### EXERCISE GOAL:
In the material below, find each line holding the string "grand" and copy it.

### Dataset listings of figures:
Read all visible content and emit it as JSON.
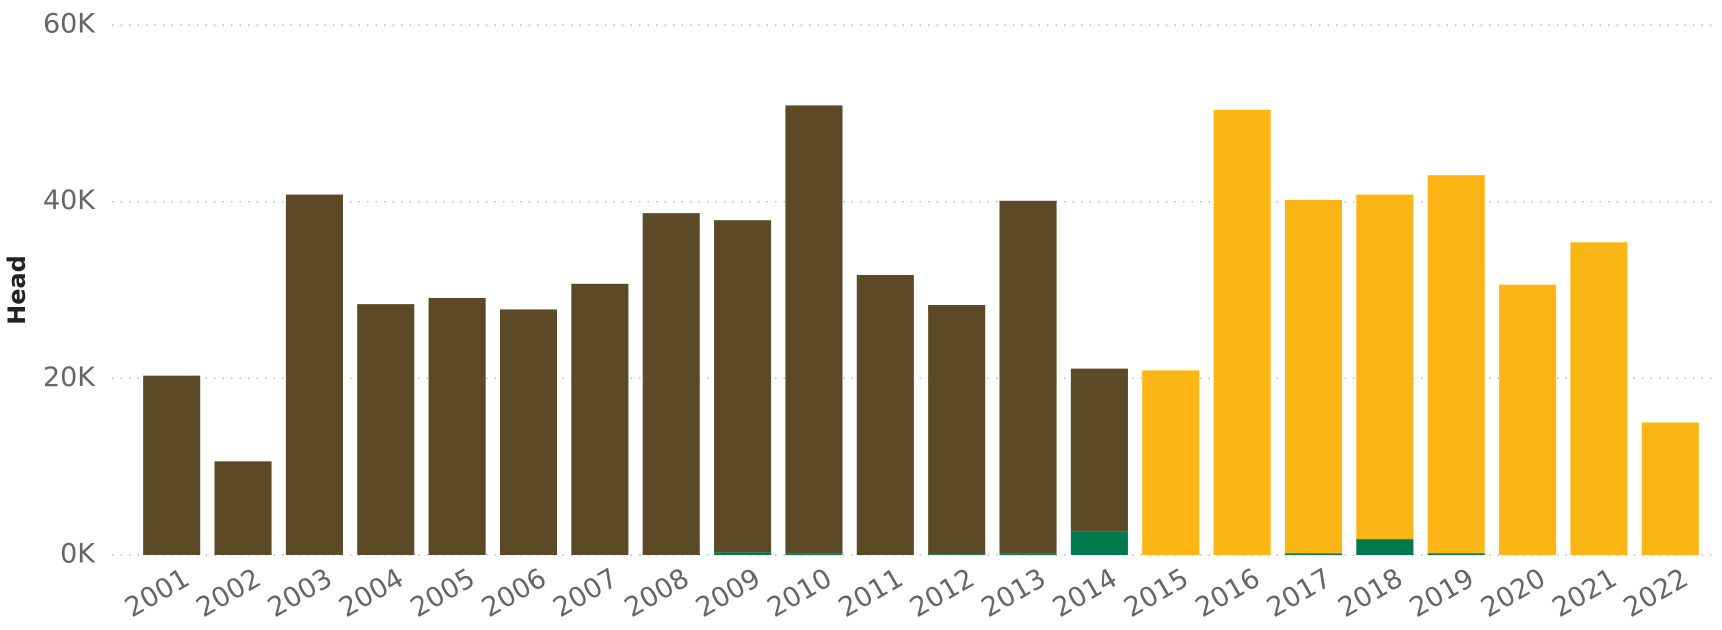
{
  "chart_data": {
    "type": "bar",
    "stacked": true,
    "y_label": "Head",
    "categories": [
      "2001",
      "2002",
      "2003",
      "2004",
      "2005",
      "2006",
      "2007",
      "2008",
      "2009",
      "2010",
      "2011",
      "2012",
      "2013",
      "2014",
      "2015",
      "2016",
      "2017",
      "2018",
      "2019",
      "2020",
      "2021",
      "2022"
    ],
    "series": [
      {
        "color": "#007a4d",
        "values": [
          null,
          null,
          null,
          null,
          null,
          null,
          null,
          null,
          300,
          200,
          null,
          100,
          200,
          2700,
          null,
          null,
          200,
          1800,
          200,
          null,
          null,
          null
        ]
      },
      {
        "color": "#5c4a27",
        "values": [
          20300,
          10600,
          40800,
          28400,
          29100,
          27800,
          30700,
          38700,
          37600,
          50700,
          31700,
          28200,
          39900,
          18400,
          null,
          null,
          null,
          null,
          null,
          null,
          null,
          null
        ]
      },
      {
        "color": "#fbb615",
        "values": [
          null,
          null,
          null,
          null,
          null,
          null,
          null,
          null,
          null,
          null,
          null,
          null,
          null,
          null,
          20900,
          50400,
          40000,
          39000,
          42800,
          30600,
          35400,
          15000
        ]
      }
    ],
    "ylim": [
      0,
      60000
    ],
    "yticks": [
      {
        "value": 0,
        "label": "0K"
      },
      {
        "value": 20000,
        "label": "20K"
      },
      {
        "value": 40000,
        "label": "40K"
      },
      {
        "value": 60000,
        "label": "60K"
      }
    ],
    "grid": true
  }
}
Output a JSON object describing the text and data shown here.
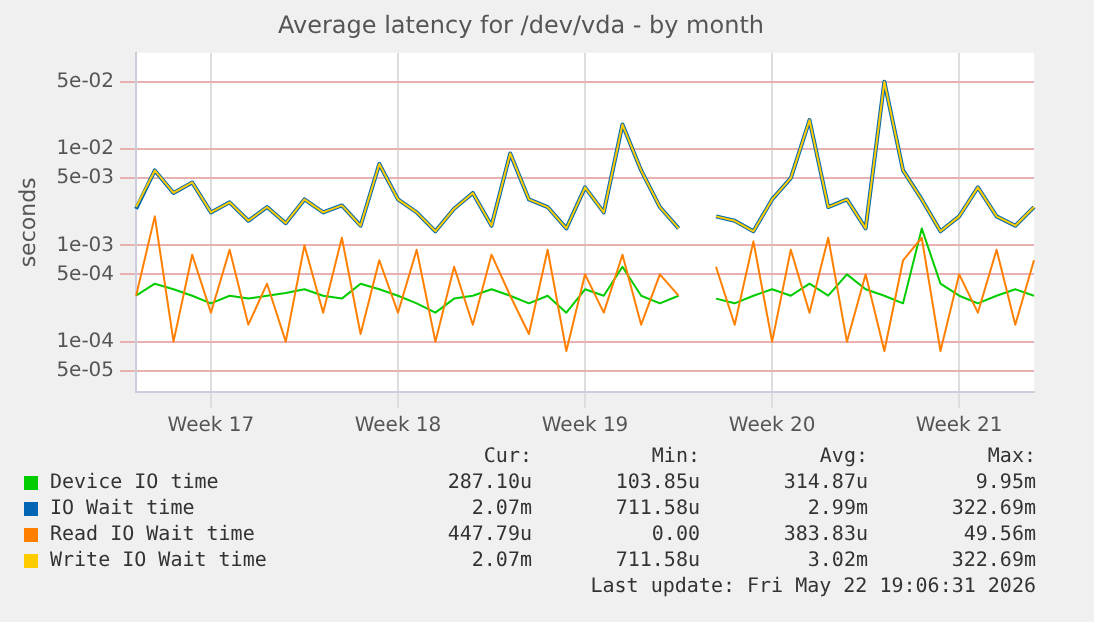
{
  "chart_data": {
    "type": "line",
    "title": "Average latency for /dev/vda - by month",
    "ylabel": "seconds",
    "log": "y",
    "grid": true,
    "legend": "bottom",
    "marker": "none",
    "line_style": "solid",
    "categories": [
      null,
      null,
      null,
      null,
      "Week 17",
      null,
      null,
      null,
      null,
      null,
      null,
      null,
      null,
      null,
      "Week 18",
      null,
      null,
      null,
      null,
      null,
      null,
      null,
      null,
      null,
      "Week 19",
      null,
      null,
      null,
      null,
      null,
      null,
      null,
      null,
      null,
      "Week 20",
      null,
      null,
      null,
      null,
      null,
      null,
      null,
      null,
      null,
      "Week 21",
      null,
      null,
      null,
      null
    ],
    "ylim": [
      3e-05,
      0.1
    ],
    "yticks": [
      {
        "value": 5e-05,
        "label": "5e-05"
      },
      {
        "value": 0.0001,
        "label": "1e-04"
      },
      {
        "value": 0.0005,
        "label": "5e-04"
      },
      {
        "value": 0.001,
        "label": "1e-03"
      },
      {
        "value": 0.005,
        "label": "5e-03"
      },
      {
        "value": 0.01,
        "label": "1e-02"
      },
      {
        "value": 0.05,
        "label": "5e-02"
      }
    ],
    "series": [
      {
        "name": "Device IO time",
        "color": "#00cc00",
        "values": [
          0.0003,
          0.0004,
          0.00035,
          0.0003,
          0.00025,
          0.0003,
          0.00028,
          0.0003,
          0.00032,
          0.00035,
          0.0003,
          0.00028,
          0.0004,
          0.00035,
          0.0003,
          0.00025,
          0.0002,
          0.00028,
          0.0003,
          0.00035,
          0.0003,
          0.00025,
          0.0003,
          0.0002,
          0.00035,
          0.0003,
          0.0006,
          0.0003,
          0.00025,
          0.0003,
          null,
          0.00028,
          0.00025,
          0.0003,
          0.00035,
          0.0003,
          0.0004,
          0.0003,
          0.0005,
          0.00035,
          0.0003,
          0.00025,
          0.0015,
          0.0004,
          0.0003,
          0.00025,
          0.0003,
          0.00035,
          0.0003
        ]
      },
      {
        "name": "IO Wait time",
        "color": "#0066b3",
        "values": [
          0.0024,
          0.006,
          0.0035,
          0.0045,
          0.0022,
          0.0028,
          0.0018,
          0.0025,
          0.0017,
          0.003,
          0.0022,
          0.0026,
          0.0016,
          0.007,
          0.003,
          0.0022,
          0.0014,
          0.0024,
          0.0035,
          0.0016,
          0.009,
          0.003,
          0.0025,
          0.0015,
          0.004,
          0.0022,
          0.018,
          0.006,
          0.0025,
          0.0015,
          null,
          0.002,
          0.0018,
          0.0014,
          0.003,
          0.005,
          0.02,
          0.0025,
          0.003,
          0.0015,
          0.05,
          0.006,
          0.003,
          0.0014,
          0.002,
          0.004,
          0.002,
          0.0016,
          0.0025
        ]
      },
      {
        "name": "Read IO Wait time",
        "color": "#ff8000",
        "values": [
          0.0003,
          0.002,
          0.0001,
          0.0008,
          0.0002,
          0.0009,
          0.00015,
          0.0004,
          0.0001,
          0.001,
          0.0002,
          0.0012,
          0.00012,
          0.0007,
          0.0002,
          0.0009,
          0.0001,
          0.0006,
          0.00015,
          0.0008,
          0.0003,
          0.00012,
          0.0009,
          8e-05,
          0.0005,
          0.0002,
          0.0008,
          0.00015,
          0.0005,
          0.0003,
          null,
          0.0006,
          0.00015,
          0.0011,
          0.0001,
          0.0009,
          0.0002,
          0.0012,
          0.0001,
          0.0005,
          8e-05,
          0.0007,
          0.0012,
          8e-05,
          0.0005,
          0.0002,
          0.0009,
          0.00015,
          0.0007
        ]
      },
      {
        "name": "Write IO Wait time",
        "color": "#ffcc00",
        "values": [
          0.0025,
          0.006,
          0.0035,
          0.0045,
          0.0022,
          0.0028,
          0.0018,
          0.0025,
          0.0017,
          0.003,
          0.0022,
          0.0026,
          0.0016,
          0.007,
          0.003,
          0.0022,
          0.0014,
          0.0024,
          0.0035,
          0.0016,
          0.009,
          0.003,
          0.0025,
          0.0015,
          0.004,
          0.0022,
          0.018,
          0.006,
          0.0025,
          0.0015,
          null,
          0.002,
          0.0018,
          0.0014,
          0.003,
          0.005,
          0.02,
          0.0025,
          0.003,
          0.0015,
          0.05,
          0.006,
          0.003,
          0.0014,
          0.002,
          0.004,
          0.002,
          0.0016,
          0.0025
        ]
      }
    ],
    "annotations": [
      "Cur:",
      "Min:",
      "Avg:",
      "Max:",
      "287.10u",
      "103.85u",
      "314.87u",
      "9.95m",
      "2.07m",
      "711.58u",
      "2.99m",
      "322.69m",
      "447.79u",
      "0.00",
      "383.83u",
      "49.56m",
      "2.07m",
      "711.58u",
      "3.02m",
      "322.69m",
      "Last update: Fri May 22 19:06:31 2026"
    ]
  }
}
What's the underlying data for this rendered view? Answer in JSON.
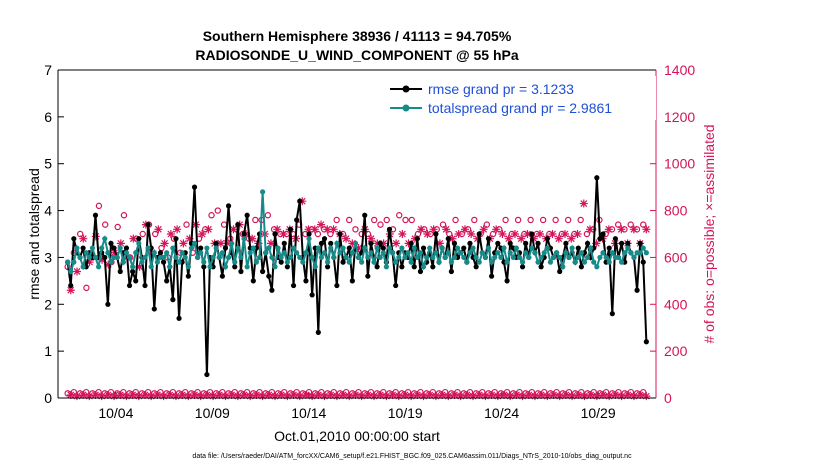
{
  "chart_data": {
    "type": "line",
    "title_line1": "Southern Hemisphere 38936 / 41113 = 94.705%",
    "title_line2": "RADIOSONDE_U_WIND_COMPONENT @ 55 hPa",
    "ylabel_left": "rmse and totalspread",
    "ylabel_right": "# of obs: o=possible; ×=assimilated",
    "xlabel": "Oct.01,2010 00:00:00 start",
    "footnote": "data file: /Users/raeder/DAI/ATM_forcXX/CAM6_setup/f.e21.FHIST_BGC.f09_025.CAM6assim.011/Diags_NTrS_2010-10/obs_diag_output.nc",
    "ylim_left": [
      0,
      7
    ],
    "ylim_right": [
      0,
      1400
    ],
    "xlim": [
      1.0,
      32.0
    ],
    "left_ticks": [
      "0",
      "1",
      "2",
      "3",
      "4",
      "5",
      "6",
      "7"
    ],
    "right_ticks": [
      "0",
      "200",
      "400",
      "600",
      "800",
      "1000",
      "1200",
      "1400"
    ],
    "x_ticks": [
      {
        "day": 4,
        "label": "10/04"
      },
      {
        "day": 9,
        "label": "10/09"
      },
      {
        "day": 14,
        "label": "10/14"
      },
      {
        "day": 19,
        "label": "10/19"
      },
      {
        "day": 24,
        "label": "10/24"
      },
      {
        "day": 29,
        "label": "10/29"
      }
    ],
    "colors": {
      "rmse": "#000000",
      "spread": "#178a8a",
      "obs": "#d4145a",
      "legend_text": "#1f4fd6",
      "axis": "#000000"
    },
    "series": [
      {
        "name": "rmse grand pr = 3.1233",
        "values": [
          2.9,
          2.4,
          3.4,
          3.1,
          3.0,
          3.2,
          2.8,
          3.1,
          3.0,
          3.9,
          3.0,
          3.1,
          3.0,
          2.0,
          3.3,
          3.2,
          3.0,
          2.7,
          3.1,
          3.2,
          2.4,
          2.7,
          2.5,
          3.4,
          3.0,
          2.4,
          3.7,
          3.2,
          1.9,
          3.0,
          3.1,
          2.9,
          2.5,
          2.8,
          2.1,
          3.4,
          1.7,
          2.9,
          3.1,
          2.6,
          3.3,
          4.5,
          3.0,
          3.2,
          2.8,
          0.5,
          3.0,
          2.8,
          3.3,
          3.0,
          2.6,
          3.2,
          4.1,
          3.1,
          2.8,
          3.7,
          2.7,
          3.5,
          3.9,
          3.2,
          2.5,
          3.2,
          3.5,
          2.7,
          3.1,
          2.6,
          2.3,
          3.5,
          3.0,
          2.9,
          3.3,
          2.8,
          3.6,
          2.4,
          3.8,
          4.2,
          3.0,
          2.5,
          3.5,
          2.2,
          3.2,
          1.4,
          3.3,
          3.4,
          2.8,
          3.3,
          3.0,
          2.4,
          3.5,
          2.9,
          3.0,
          3.2,
          2.5,
          3.3,
          3.0,
          3.1,
          3.9,
          2.6,
          3.3,
          3.0,
          2.8,
          3.3,
          3.2,
          2.9,
          3.6,
          3.1,
          2.4,
          3.1,
          2.8,
          3.1,
          3.0,
          3.3,
          2.8,
          3.4,
          2.7,
          3.2,
          2.9,
          3.1,
          2.8,
          3.5,
          2.9,
          3.2,
          3.0,
          3.4,
          2.7,
          3.3,
          3.0,
          3.1,
          3.2,
          2.9,
          3.3,
          3.0,
          2.8,
          3.5,
          3.1,
          3.0,
          3.4,
          2.6,
          3.1,
          3.3,
          3.2,
          2.9,
          2.5,
          3.3,
          3.2,
          3.0,
          3.1,
          2.8,
          3.3,
          3.0,
          3.5,
          3.1,
          3.3,
          2.8,
          3.0,
          3.4,
          3.2,
          3.0,
          3.1,
          2.7,
          3.0,
          3.3,
          3.0,
          3.1,
          2.9,
          3.2,
          2.8,
          3.1,
          3.3,
          3.0,
          3.2,
          4.7,
          3.4,
          3.5,
          2.9,
          3.2,
          1.8,
          3.4,
          3.0,
          3.3,
          2.9,
          3.3,
          3.1,
          3.0,
          2.3,
          3.3,
          2.9,
          1.2
        ]
      },
      {
        "name": "totalspread grand pr = 2.9861",
        "values": [
          2.9,
          2.7,
          2.9,
          3.2,
          3.0,
          2.8,
          3.1,
          3.0,
          3.2,
          3.0,
          2.8,
          3.2,
          3.4,
          3.1,
          2.9,
          3.0,
          3.0,
          3.2,
          2.9,
          3.1,
          3.0,
          2.8,
          3.1,
          3.3,
          2.9,
          3.0,
          3.2,
          2.8,
          3.1,
          2.9,
          3.0,
          3.0,
          3.1,
          2.8,
          3.2,
          3.0,
          2.9,
          3.1,
          3.0,
          2.8,
          3.2,
          3.3,
          3.0,
          3.1,
          2.9,
          3.2,
          2.8,
          3.0,
          3.2,
          3.0,
          3.1,
          2.8,
          3.0,
          3.3,
          2.9,
          3.2,
          3.0,
          3.4,
          2.8,
          3.1,
          3.2,
          2.9,
          3.0,
          4.4,
          3.1,
          3.2,
          3.0,
          2.8,
          3.2,
          3.0,
          3.1,
          2.9,
          3.0,
          3.2,
          3.1,
          3.0,
          2.9,
          3.1,
          3.4,
          3.0,
          2.8,
          3.2,
          3.0,
          3.1,
          2.9,
          3.2,
          3.0,
          3.3,
          3.1,
          3.2,
          3.0,
          2.9,
          3.1,
          3.3,
          3.0,
          2.9,
          3.2,
          3.0,
          3.1,
          2.9,
          3.2,
          3.0,
          3.1,
          2.8,
          3.2,
          3.1,
          2.9,
          3.0,
          3.2,
          3.0,
          3.1,
          2.9,
          3.2,
          3.0,
          3.1,
          2.8,
          3.0,
          3.2,
          3.0,
          3.1,
          2.9,
          3.2,
          3.0,
          3.1,
          2.9,
          3.0,
          3.2,
          3.1,
          3.0,
          2.9,
          3.1,
          3.2,
          3.0,
          2.9,
          3.1,
          3.0,
          3.2,
          2.9,
          3.0,
          3.1,
          3.0,
          3.2,
          2.9,
          3.1,
          3.0,
          3.2,
          3.0,
          2.9,
          3.1,
          3.0,
          3.2,
          3.1,
          2.9,
          3.0,
          3.1,
          3.2,
          2.9,
          3.0,
          3.1,
          3.0,
          2.8,
          3.1,
          3.0,
          3.2,
          2.9,
          3.0,
          3.1,
          2.9,
          3.0,
          3.2,
          2.9,
          2.8,
          3.0,
          3.1,
          3.0,
          2.9,
          3.1,
          3.0,
          3.0,
          2.9,
          3.1,
          3.2,
          3.1,
          3.0,
          3.1,
          3.1,
          3.2,
          3.1
        ]
      }
    ],
    "obs_possible_high": [
      560,
      500,
      620,
      580,
      700,
      720,
      470,
      620,
      600,
      730,
      820,
      620,
      740,
      600,
      580,
      660,
      730,
      700,
      780,
      640,
      600,
      720,
      680,
      600,
      700,
      780,
      740,
      660,
      700,
      760,
      640,
      700,
      600,
      740,
      680,
      760,
      620,
      700,
      740,
      720,
      620,
      780,
      680,
      740,
      720,
      760,
      780,
      700,
      800,
      700,
      740,
      700,
      680,
      760,
      720,
      780,
      700,
      740,
      680,
      720,
      760,
      700,
      760,
      740,
      780,
      700,
      720,
      760,
      700,
      740,
      700,
      760,
      700,
      720,
      740,
      880,
      700,
      760,
      720,
      760,
      700,
      780,
      720,
      760,
      700,
      760,
      760,
      740,
      700,
      720,
      760,
      700,
      720,
      680,
      700,
      760,
      700,
      720,
      760,
      700,
      740,
      700,
      760,
      740,
      720,
      700,
      780,
      740,
      760,
      700,
      760,
      720,
      700,
      760,
      720,
      740,
      700,
      760,
      720,
      700,
      740,
      760,
      700,
      720,
      760,
      740,
      700,
      760,
      720,
      740,
      760,
      720,
      700,
      760,
      740,
      720,
      700,
      760,
      720,
      740,
      760,
      720,
      700,
      740,
      760,
      720,
      700,
      740,
      760,
      720,
      700,
      740,
      760,
      720,
      700,
      740,
      760,
      720,
      700,
      740,
      760,
      720,
      700,
      740,
      760,
      880,
      700,
      760,
      720,
      700,
      760,
      720,
      700,
      760,
      720,
      700,
      740,
      760,
      720,
      700,
      740,
      760,
      720,
      700,
      740,
      760
    ],
    "obs_assim_high": [
      520,
      460,
      580,
      540,
      660,
      680,
      440,
      580,
      560,
      690,
      790,
      590,
      700,
      570,
      540,
      620,
      690,
      660,
      740,
      600,
      560,
      680,
      640,
      560,
      660,
      740,
      700,
      620,
      660,
      720,
      600,
      660,
      560,
      700,
      640,
      720,
      580,
      660,
      700,
      680,
      580,
      740,
      640,
      700,
      680,
      720,
      740,
      660,
      760,
      660,
      700,
      660,
      640,
      720,
      680,
      740,
      660,
      700,
      640,
      680,
      720,
      660,
      720,
      700,
      740,
      660,
      680,
      720,
      660,
      700,
      660,
      720,
      660,
      680,
      700,
      840,
      660,
      720,
      680,
      720,
      660,
      740,
      680,
      720,
      660,
      720,
      720,
      700,
      660,
      680,
      720,
      660,
      680,
      640,
      660,
      720,
      660,
      680,
      720,
      660,
      700,
      660,
      720,
      700,
      680,
      660,
      740,
      700,
      720,
      660,
      720,
      680,
      660,
      720,
      680,
      700,
      660,
      720,
      680,
      660,
      700,
      720,
      660,
      680,
      720,
      700,
      660,
      720,
      680,
      700,
      720,
      680,
      660,
      720,
      700,
      680,
      660,
      720,
      680,
      700,
      720,
      680,
      660,
      700,
      720,
      680,
      660,
      700,
      720,
      680,
      660,
      700,
      720,
      680,
      660,
      700,
      720,
      680,
      660,
      700,
      720,
      680,
      660,
      700,
      720,
      830,
      660,
      720,
      680,
      660,
      720,
      680,
      660,
      720,
      680,
      660,
      700,
      720,
      680,
      660,
      700,
      720,
      680,
      660,
      700,
      720
    ],
    "obs_possible_low": [
      20,
      15,
      25,
      10,
      20,
      15,
      25,
      10,
      20,
      15,
      25,
      10,
      20,
      15,
      25,
      10,
      20,
      15,
      25,
      10,
      20,
      15,
      25,
      10,
      20,
      15,
      25,
      10,
      20,
      15,
      25,
      10,
      20,
      15,
      25,
      10,
      20,
      15,
      25,
      10,
      20,
      15,
      25,
      10,
      20,
      15,
      25,
      10,
      20,
      15,
      25,
      10,
      20,
      15,
      25,
      10,
      20,
      15,
      25,
      10,
      20,
      15,
      25,
      10,
      20,
      15,
      25,
      10,
      20,
      15,
      25,
      10,
      20,
      15,
      25,
      10,
      20,
      15,
      25,
      10,
      20,
      15,
      25,
      10,
      20,
      15,
      25,
      10,
      20,
      15,
      25,
      10,
      20,
      15,
      25,
      10,
      20,
      15,
      25,
      10,
      20,
      15,
      25,
      10,
      20,
      15,
      25,
      10,
      20,
      15,
      25,
      10,
      20,
      15,
      25,
      10,
      20,
      15,
      25,
      10,
      20,
      15,
      25,
      10,
      20,
      15,
      25,
      10,
      20,
      15,
      25,
      10,
      20,
      15,
      25,
      10,
      20,
      15,
      25,
      10,
      20,
      15,
      25,
      10,
      20,
      15,
      25,
      10,
      20,
      15,
      25,
      10,
      20,
      15,
      25,
      10,
      20,
      15,
      25,
      10,
      20,
      15,
      25,
      10,
      20,
      15,
      25,
      10,
      20,
      15,
      25,
      10,
      20,
      15,
      25,
      10,
      20,
      15,
      25,
      10,
      20,
      15,
      25,
      10,
      20,
      15,
      25,
      10
    ],
    "obs_assim_low": [
      18,
      13,
      23,
      8,
      18,
      13,
      23,
      8,
      18,
      13,
      23,
      8,
      18,
      13,
      23,
      8,
      18,
      13,
      23,
      8,
      18,
      13,
      23,
      8,
      18,
      13,
      23,
      8,
      18,
      13,
      23,
      8,
      18,
      13,
      23,
      8,
      18,
      13,
      23,
      8,
      18,
      13,
      23,
      8,
      18,
      13,
      23,
      8,
      18,
      13,
      23,
      8,
      18,
      13,
      23,
      8,
      18,
      13,
      23,
      8,
      18,
      13,
      23,
      8,
      18,
      13,
      23,
      8,
      18,
      13,
      23,
      8,
      18,
      13,
      23,
      8,
      18,
      13,
      23,
      8,
      18,
      13,
      23,
      8,
      18,
      13,
      23,
      8,
      18,
      13,
      23,
      8,
      18,
      13,
      23,
      8,
      18,
      13,
      23,
      8,
      18,
      13,
      23,
      8,
      18,
      13,
      23,
      8,
      18,
      13,
      23,
      8,
      18,
      13,
      23,
      8,
      18,
      13,
      23,
      8,
      18,
      13,
      23,
      8,
      18,
      13,
      23,
      8,
      18,
      13,
      23,
      8,
      18,
      13,
      23,
      8,
      18,
      13,
      23,
      8,
      18,
      13,
      23,
      8,
      18,
      13,
      23,
      8,
      18,
      13,
      23,
      8,
      18,
      13,
      23,
      8,
      18,
      13,
      23,
      8,
      18,
      13,
      23,
      8,
      18,
      13,
      23,
      8,
      18,
      13,
      23,
      8,
      18,
      13,
      23,
      8,
      18,
      13,
      23,
      8,
      18,
      13,
      23,
      8,
      18,
      13,
      23,
      8
    ]
  }
}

### SOLVED EXERCISE:
        "name": "rmse grand pr = 3.1233",
        "name": "totalspread grand pr = 2.9861",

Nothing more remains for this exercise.